### TASK PROMPT
Look through the data below and say how many of its lines contain "color", adding nothing else.

### RECORDS FOR THIS TASK

------------------------

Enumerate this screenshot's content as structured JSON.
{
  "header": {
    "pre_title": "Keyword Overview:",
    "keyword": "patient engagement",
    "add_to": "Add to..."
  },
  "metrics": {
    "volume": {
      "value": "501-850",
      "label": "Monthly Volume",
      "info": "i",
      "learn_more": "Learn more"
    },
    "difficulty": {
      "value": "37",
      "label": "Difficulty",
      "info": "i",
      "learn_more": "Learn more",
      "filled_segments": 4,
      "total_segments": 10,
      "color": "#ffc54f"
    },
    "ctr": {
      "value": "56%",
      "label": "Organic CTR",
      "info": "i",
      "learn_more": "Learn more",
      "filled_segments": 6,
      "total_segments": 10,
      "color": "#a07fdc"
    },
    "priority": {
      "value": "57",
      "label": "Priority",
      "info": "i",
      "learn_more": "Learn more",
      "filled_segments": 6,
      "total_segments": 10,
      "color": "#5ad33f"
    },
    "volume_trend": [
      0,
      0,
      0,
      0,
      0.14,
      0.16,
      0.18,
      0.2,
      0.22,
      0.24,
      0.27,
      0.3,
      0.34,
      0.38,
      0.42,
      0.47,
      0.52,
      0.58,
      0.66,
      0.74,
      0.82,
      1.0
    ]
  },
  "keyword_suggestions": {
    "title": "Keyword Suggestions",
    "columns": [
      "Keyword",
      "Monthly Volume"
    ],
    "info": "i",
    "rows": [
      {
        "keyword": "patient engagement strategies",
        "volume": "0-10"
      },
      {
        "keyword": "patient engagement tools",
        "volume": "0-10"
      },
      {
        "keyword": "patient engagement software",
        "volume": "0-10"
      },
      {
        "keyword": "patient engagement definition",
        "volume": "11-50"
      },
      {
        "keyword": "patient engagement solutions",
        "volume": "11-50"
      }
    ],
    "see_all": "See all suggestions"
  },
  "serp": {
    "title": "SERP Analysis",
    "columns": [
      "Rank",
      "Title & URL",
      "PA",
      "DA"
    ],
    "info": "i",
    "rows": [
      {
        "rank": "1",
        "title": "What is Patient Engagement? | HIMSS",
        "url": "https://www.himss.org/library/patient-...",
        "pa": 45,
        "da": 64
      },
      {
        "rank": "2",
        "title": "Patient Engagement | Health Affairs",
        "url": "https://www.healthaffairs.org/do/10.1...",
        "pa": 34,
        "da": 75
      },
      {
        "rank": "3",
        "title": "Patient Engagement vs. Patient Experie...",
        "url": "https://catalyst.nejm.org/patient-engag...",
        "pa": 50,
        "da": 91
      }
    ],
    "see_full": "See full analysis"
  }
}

------------------------

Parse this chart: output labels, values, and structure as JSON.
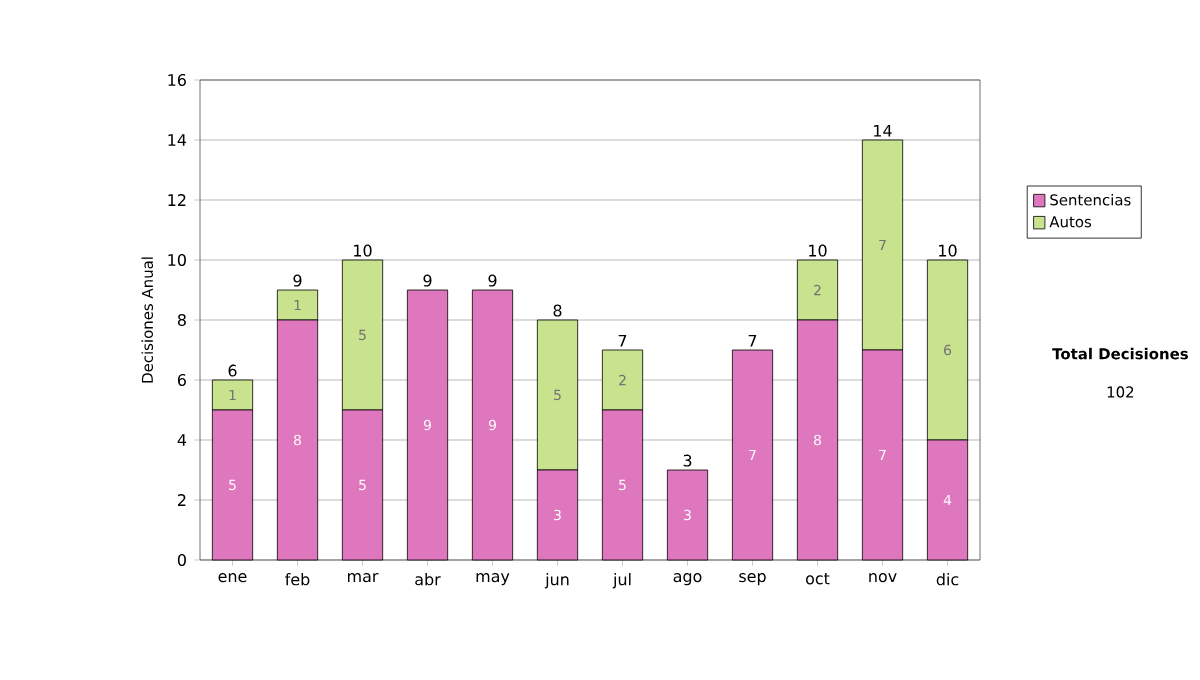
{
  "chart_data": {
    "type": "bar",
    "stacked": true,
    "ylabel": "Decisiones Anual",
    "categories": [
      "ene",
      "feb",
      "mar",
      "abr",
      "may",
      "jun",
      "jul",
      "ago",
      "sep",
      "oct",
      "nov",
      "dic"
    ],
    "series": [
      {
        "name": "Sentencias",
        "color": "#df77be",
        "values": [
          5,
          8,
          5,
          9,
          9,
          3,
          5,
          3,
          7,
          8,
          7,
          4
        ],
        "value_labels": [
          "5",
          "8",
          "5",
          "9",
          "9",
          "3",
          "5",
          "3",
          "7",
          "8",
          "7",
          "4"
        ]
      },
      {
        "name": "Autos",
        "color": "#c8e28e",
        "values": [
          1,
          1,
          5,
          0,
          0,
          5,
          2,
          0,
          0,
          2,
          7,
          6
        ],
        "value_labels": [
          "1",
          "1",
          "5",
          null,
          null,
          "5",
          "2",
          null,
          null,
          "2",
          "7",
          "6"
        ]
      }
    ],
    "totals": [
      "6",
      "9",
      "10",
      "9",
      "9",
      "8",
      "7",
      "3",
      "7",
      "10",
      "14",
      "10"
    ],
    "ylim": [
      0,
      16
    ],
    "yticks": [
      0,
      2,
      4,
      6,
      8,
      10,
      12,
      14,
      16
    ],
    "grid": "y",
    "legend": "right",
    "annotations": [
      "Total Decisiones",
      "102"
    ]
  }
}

------------------------

### THE RESULT
5